| Goal of the exercise |
Your task is to copy every line of the entries that contains "xlabel".

| Excerpted records |
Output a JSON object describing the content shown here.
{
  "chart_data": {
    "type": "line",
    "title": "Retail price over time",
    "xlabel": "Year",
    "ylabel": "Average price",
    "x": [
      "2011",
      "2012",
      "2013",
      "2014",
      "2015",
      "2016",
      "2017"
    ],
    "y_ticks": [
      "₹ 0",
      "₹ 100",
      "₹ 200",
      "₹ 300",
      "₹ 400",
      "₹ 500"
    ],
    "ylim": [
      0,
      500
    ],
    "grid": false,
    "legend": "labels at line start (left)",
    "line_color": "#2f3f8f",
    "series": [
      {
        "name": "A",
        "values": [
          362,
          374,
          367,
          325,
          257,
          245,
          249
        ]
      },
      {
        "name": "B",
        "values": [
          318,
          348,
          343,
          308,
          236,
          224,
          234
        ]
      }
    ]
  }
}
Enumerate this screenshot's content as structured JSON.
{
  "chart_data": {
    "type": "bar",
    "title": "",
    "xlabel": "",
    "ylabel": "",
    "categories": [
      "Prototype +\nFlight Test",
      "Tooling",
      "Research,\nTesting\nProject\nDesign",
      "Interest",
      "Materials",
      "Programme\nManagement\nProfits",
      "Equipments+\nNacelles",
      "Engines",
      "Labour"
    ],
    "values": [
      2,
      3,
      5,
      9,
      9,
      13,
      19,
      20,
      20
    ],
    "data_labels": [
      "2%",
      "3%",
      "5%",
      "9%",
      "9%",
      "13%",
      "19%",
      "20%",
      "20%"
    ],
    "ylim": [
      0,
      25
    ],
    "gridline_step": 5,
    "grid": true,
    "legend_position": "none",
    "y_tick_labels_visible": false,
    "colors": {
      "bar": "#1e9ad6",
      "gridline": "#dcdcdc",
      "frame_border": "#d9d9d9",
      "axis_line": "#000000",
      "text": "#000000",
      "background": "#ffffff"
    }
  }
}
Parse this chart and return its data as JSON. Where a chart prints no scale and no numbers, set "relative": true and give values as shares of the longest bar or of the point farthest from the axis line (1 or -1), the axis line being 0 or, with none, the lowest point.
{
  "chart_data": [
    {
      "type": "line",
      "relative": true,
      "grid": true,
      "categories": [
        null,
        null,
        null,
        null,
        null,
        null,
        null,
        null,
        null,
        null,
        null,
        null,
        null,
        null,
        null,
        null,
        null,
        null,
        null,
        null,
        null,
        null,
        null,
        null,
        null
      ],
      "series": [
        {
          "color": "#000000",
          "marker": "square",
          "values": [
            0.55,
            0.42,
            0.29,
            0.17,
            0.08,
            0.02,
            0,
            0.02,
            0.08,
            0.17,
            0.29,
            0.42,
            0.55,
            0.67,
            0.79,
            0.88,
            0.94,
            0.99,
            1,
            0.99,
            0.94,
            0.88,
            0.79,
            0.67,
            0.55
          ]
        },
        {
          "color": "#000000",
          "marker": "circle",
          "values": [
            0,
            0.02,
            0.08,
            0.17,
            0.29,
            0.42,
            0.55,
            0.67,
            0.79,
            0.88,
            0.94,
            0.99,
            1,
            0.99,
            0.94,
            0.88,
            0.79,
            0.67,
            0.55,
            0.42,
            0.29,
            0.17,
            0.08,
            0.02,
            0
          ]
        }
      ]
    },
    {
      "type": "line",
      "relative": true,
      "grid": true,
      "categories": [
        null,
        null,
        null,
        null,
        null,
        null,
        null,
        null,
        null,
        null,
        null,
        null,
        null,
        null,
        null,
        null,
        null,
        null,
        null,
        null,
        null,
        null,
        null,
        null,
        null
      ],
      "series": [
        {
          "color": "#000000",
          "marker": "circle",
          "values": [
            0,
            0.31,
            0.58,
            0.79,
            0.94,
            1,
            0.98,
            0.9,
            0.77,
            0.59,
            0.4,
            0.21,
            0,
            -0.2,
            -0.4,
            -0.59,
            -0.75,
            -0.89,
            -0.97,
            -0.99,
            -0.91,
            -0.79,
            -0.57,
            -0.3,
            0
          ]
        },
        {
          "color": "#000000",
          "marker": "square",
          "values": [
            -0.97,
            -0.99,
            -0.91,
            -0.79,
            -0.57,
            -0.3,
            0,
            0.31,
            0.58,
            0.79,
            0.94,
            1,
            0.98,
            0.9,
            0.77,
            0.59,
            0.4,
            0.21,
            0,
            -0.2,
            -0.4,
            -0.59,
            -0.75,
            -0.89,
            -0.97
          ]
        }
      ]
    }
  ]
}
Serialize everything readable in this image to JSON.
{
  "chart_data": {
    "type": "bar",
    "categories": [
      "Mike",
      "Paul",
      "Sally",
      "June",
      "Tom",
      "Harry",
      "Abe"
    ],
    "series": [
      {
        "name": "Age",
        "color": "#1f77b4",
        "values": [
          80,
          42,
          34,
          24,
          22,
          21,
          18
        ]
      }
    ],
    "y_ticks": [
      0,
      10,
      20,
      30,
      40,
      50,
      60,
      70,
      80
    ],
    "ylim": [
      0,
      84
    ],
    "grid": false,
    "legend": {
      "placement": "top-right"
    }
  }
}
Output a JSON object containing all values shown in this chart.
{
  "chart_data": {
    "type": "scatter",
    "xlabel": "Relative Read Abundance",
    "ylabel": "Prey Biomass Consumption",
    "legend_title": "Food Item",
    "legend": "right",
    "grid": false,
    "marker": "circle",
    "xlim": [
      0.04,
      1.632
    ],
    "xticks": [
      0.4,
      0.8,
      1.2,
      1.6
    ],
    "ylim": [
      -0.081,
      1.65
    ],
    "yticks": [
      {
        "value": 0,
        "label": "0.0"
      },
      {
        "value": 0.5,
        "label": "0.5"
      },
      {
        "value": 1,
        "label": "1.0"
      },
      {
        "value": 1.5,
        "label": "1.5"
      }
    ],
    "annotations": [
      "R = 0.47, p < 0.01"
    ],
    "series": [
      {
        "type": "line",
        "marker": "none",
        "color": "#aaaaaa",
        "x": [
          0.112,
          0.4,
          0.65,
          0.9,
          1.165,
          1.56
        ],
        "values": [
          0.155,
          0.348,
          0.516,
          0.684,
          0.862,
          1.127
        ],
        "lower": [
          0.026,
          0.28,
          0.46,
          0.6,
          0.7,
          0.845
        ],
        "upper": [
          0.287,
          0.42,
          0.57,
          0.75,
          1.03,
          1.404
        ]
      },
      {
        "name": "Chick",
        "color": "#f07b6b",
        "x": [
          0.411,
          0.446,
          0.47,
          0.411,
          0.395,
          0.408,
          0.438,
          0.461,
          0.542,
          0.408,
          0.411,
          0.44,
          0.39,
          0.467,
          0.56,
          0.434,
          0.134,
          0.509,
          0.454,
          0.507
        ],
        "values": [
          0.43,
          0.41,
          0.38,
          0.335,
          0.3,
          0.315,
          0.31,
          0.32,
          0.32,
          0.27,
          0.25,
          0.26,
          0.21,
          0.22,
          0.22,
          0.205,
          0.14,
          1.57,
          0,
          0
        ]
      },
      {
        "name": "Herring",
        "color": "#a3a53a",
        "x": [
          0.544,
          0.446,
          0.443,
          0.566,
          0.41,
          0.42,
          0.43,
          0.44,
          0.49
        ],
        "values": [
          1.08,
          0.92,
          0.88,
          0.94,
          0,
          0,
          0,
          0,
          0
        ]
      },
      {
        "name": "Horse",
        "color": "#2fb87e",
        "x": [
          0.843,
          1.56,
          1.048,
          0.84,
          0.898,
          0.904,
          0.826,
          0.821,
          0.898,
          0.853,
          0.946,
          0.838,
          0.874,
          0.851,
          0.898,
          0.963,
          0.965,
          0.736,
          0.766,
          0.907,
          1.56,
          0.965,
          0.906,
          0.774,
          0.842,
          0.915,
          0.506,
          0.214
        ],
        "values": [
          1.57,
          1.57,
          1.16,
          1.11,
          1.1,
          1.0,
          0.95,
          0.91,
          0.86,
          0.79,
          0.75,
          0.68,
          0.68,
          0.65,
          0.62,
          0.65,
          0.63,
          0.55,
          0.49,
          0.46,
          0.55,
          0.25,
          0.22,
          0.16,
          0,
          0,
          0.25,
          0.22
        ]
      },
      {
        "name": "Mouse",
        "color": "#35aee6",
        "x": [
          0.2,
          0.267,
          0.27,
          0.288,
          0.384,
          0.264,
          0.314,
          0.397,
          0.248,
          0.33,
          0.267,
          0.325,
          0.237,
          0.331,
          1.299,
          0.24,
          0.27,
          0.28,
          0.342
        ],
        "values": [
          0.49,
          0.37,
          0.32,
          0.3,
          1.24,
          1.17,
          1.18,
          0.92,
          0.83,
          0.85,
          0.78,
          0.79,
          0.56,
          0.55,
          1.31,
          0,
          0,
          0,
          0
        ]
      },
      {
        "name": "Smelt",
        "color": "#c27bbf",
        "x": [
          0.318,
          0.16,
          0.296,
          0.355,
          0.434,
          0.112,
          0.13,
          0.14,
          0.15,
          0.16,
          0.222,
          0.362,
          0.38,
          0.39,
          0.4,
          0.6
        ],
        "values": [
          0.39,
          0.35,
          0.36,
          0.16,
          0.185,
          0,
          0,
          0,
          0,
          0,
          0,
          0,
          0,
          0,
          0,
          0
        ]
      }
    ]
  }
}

| Answer |
    "xlabel": "Year",
    "xlabel": "",
    "xlabel": "Relative Read Abundance",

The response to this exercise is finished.